From the entries that follow, extract each line holding the string "JSON".

# start of Given data

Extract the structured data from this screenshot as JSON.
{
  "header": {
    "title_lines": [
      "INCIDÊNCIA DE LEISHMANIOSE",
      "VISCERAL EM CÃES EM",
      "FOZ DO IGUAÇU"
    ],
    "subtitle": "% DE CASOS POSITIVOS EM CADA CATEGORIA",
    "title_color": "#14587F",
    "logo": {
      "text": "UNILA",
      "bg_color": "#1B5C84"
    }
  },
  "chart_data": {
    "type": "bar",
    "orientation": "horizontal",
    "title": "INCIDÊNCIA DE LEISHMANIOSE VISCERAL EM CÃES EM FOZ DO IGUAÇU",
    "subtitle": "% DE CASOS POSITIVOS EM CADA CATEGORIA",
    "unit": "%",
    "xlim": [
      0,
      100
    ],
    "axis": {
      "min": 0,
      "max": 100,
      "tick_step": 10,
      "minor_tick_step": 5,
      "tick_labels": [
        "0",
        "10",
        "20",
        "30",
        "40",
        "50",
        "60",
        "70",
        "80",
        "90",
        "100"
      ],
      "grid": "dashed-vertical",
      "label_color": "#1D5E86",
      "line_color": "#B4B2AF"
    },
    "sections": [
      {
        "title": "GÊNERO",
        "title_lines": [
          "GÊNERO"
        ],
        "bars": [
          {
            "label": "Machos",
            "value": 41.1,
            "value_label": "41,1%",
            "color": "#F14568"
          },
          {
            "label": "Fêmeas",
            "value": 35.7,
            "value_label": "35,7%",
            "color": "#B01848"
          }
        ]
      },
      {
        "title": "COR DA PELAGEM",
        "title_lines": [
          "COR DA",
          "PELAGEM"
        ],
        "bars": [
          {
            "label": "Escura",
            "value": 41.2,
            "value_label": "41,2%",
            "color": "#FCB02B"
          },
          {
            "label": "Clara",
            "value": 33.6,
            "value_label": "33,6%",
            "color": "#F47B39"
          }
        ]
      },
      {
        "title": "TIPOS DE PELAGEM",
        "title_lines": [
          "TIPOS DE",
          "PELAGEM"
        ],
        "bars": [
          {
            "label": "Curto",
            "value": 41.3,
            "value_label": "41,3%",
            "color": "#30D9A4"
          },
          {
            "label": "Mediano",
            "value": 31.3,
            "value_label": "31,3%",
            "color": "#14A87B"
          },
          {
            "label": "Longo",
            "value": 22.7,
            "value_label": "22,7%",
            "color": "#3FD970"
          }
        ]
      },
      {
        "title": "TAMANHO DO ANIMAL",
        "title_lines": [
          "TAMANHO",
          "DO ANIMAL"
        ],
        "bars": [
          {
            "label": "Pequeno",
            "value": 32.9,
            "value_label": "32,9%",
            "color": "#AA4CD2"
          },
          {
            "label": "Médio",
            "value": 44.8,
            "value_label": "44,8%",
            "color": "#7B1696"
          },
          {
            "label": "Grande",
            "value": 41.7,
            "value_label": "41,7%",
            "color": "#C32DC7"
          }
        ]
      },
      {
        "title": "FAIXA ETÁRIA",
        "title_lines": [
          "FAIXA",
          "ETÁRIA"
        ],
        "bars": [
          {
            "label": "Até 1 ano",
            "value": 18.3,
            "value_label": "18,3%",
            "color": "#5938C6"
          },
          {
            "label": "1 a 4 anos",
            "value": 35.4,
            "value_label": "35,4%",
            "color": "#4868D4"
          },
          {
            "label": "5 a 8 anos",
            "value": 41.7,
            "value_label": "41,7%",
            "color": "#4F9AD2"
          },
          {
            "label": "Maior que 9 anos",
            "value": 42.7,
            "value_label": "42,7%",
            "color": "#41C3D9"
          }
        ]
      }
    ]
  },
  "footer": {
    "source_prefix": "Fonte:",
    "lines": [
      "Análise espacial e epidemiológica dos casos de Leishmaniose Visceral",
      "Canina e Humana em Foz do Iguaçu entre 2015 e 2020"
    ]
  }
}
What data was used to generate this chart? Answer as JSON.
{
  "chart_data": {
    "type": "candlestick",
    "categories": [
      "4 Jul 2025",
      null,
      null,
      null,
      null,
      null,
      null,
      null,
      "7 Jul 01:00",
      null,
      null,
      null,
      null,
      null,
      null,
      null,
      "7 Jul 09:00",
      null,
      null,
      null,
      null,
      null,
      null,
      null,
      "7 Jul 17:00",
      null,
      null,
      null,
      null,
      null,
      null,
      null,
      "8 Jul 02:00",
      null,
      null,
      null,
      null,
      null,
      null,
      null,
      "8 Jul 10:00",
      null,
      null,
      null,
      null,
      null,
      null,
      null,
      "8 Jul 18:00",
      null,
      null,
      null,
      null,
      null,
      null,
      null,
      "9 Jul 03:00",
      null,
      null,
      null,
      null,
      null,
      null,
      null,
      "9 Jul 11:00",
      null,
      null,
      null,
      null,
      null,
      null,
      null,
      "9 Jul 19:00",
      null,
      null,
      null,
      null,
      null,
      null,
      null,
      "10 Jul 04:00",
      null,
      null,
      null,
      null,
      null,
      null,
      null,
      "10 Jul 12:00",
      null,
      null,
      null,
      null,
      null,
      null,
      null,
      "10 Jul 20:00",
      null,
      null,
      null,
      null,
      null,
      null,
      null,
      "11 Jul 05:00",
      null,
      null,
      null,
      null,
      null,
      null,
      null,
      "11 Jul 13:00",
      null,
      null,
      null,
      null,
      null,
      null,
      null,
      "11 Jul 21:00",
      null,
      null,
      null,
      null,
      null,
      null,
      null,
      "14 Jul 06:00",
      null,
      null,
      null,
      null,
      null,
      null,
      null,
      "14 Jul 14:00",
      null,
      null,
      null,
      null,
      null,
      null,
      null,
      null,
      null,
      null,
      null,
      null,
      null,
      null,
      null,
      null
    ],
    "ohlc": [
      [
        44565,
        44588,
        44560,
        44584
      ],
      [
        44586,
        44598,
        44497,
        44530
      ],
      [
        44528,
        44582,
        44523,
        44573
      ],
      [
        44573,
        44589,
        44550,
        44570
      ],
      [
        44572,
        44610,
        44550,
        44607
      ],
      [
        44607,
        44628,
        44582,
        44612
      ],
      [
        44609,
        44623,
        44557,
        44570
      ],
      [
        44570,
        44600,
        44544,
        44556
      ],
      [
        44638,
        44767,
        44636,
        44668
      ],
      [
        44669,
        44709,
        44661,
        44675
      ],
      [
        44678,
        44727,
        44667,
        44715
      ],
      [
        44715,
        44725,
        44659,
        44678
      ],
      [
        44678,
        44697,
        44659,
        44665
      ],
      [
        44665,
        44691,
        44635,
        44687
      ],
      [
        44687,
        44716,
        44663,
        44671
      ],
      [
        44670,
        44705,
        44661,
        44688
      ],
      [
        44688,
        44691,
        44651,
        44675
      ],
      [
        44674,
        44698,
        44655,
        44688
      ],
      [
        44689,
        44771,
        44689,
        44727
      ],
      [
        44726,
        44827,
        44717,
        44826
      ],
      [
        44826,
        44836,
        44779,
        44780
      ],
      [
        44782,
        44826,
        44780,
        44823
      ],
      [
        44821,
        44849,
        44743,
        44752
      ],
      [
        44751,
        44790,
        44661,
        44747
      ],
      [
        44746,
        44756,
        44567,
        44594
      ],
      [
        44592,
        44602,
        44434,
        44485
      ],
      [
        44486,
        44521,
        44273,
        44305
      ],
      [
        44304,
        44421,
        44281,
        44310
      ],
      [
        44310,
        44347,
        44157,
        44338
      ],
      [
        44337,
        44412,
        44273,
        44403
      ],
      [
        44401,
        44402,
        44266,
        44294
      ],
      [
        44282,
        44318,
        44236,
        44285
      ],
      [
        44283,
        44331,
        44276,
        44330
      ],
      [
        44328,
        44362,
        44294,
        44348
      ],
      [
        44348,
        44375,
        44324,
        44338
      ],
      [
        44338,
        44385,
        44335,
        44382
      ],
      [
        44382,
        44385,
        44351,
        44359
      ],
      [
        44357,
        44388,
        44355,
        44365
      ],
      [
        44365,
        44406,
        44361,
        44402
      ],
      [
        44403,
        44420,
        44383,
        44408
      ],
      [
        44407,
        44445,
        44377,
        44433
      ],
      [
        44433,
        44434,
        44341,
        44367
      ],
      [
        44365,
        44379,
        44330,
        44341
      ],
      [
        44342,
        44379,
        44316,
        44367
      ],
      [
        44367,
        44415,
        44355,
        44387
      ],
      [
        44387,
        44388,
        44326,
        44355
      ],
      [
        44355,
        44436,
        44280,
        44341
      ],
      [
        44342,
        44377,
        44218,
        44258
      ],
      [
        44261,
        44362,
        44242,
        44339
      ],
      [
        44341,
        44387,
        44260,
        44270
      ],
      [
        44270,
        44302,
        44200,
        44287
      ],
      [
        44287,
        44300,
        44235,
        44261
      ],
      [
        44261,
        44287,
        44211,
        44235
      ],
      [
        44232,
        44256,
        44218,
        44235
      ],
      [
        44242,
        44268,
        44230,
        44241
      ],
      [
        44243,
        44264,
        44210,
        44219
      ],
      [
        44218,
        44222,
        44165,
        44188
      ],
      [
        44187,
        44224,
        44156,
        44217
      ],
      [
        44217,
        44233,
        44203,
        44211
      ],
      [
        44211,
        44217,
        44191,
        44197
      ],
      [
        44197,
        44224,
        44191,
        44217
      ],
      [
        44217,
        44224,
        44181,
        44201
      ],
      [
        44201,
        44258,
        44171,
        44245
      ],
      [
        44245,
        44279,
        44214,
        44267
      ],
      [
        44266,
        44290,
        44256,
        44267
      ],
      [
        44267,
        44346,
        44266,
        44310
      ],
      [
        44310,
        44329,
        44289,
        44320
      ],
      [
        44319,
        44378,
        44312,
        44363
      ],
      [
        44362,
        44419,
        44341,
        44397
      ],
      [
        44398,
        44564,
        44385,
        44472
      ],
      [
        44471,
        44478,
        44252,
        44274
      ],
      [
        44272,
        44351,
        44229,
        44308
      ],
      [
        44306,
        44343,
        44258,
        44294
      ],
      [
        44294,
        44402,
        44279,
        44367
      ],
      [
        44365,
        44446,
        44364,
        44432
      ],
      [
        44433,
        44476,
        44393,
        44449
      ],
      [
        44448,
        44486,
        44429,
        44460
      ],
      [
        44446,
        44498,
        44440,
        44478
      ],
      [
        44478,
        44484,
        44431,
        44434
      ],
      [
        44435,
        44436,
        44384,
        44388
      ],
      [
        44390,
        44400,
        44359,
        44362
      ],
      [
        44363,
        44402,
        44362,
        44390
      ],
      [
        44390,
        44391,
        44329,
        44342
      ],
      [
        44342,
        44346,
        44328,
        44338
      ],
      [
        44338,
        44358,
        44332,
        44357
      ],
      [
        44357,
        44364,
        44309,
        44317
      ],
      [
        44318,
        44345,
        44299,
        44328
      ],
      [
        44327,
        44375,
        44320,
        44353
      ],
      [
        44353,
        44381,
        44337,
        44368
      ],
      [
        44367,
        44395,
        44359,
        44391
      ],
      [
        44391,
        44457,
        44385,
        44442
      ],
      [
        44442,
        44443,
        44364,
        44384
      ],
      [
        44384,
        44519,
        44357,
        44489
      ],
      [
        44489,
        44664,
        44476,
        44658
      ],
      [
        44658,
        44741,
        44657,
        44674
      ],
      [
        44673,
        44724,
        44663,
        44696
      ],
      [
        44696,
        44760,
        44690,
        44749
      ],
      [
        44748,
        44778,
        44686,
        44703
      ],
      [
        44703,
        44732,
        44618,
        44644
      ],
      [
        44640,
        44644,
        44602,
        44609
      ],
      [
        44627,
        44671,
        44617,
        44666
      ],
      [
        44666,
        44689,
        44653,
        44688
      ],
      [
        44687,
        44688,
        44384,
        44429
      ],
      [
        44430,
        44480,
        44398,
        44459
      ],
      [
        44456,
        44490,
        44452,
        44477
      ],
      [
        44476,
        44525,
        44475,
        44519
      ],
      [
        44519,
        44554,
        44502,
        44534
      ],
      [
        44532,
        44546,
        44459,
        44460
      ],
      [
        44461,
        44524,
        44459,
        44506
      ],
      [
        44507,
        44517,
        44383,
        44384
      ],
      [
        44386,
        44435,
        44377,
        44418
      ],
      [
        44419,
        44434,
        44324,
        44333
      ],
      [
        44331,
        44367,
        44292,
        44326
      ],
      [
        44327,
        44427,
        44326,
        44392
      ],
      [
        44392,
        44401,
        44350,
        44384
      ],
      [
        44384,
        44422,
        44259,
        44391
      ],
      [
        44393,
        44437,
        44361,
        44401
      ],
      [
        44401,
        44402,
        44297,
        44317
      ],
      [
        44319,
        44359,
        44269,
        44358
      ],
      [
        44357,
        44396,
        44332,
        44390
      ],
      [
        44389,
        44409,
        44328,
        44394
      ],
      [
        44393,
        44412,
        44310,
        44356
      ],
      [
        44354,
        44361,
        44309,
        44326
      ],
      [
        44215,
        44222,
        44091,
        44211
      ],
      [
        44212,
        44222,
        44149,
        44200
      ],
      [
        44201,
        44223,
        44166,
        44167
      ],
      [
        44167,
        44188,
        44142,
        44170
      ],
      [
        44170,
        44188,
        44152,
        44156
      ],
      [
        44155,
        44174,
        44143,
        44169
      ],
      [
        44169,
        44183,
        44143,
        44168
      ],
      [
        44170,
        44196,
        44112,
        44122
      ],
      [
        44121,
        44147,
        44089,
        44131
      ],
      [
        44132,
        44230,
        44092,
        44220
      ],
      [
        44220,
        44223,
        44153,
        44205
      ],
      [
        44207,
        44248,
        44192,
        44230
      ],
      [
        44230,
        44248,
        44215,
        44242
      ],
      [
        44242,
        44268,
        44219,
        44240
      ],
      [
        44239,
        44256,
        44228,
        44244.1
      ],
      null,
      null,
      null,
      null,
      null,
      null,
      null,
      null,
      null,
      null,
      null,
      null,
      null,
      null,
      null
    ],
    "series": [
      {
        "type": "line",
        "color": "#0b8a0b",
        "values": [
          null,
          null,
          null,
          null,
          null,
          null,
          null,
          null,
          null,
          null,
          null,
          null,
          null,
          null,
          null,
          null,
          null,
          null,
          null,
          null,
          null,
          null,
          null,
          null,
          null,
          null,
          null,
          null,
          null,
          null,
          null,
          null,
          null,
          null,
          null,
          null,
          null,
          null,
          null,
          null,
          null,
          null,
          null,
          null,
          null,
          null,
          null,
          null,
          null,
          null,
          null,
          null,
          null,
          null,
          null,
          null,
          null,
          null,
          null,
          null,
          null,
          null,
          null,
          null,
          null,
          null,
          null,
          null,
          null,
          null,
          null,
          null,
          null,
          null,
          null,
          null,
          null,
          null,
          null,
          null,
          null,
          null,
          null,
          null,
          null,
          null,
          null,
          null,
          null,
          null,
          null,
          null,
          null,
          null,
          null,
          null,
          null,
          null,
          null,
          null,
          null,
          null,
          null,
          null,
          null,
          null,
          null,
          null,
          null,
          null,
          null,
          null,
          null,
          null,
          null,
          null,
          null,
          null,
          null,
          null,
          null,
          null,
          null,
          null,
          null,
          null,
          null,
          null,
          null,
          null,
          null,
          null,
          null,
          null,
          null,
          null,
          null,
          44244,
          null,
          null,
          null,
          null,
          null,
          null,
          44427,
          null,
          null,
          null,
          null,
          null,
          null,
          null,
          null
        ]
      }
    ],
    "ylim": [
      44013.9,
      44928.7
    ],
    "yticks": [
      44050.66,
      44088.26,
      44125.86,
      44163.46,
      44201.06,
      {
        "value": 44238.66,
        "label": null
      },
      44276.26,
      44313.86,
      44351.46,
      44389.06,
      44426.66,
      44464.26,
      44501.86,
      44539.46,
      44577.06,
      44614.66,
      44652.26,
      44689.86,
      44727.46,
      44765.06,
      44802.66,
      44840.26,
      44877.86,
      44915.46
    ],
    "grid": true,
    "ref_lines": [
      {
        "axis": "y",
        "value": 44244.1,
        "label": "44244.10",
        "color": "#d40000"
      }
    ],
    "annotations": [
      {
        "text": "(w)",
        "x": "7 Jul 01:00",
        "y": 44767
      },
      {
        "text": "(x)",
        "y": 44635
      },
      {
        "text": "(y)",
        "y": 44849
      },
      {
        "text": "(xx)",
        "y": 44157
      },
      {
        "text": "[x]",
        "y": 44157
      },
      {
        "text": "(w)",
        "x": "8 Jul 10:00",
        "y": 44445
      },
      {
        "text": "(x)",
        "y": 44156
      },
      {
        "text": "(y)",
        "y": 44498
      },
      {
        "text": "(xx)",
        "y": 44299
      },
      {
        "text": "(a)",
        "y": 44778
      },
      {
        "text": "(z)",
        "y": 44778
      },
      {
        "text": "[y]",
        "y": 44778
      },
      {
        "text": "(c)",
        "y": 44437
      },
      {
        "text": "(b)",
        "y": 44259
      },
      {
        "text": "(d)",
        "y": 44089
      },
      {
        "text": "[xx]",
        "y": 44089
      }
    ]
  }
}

# end of Given data

## Result of this exercise
Extract the structured data from this screenshot as JSON.
What data was used to generate this chart? Answer as JSON.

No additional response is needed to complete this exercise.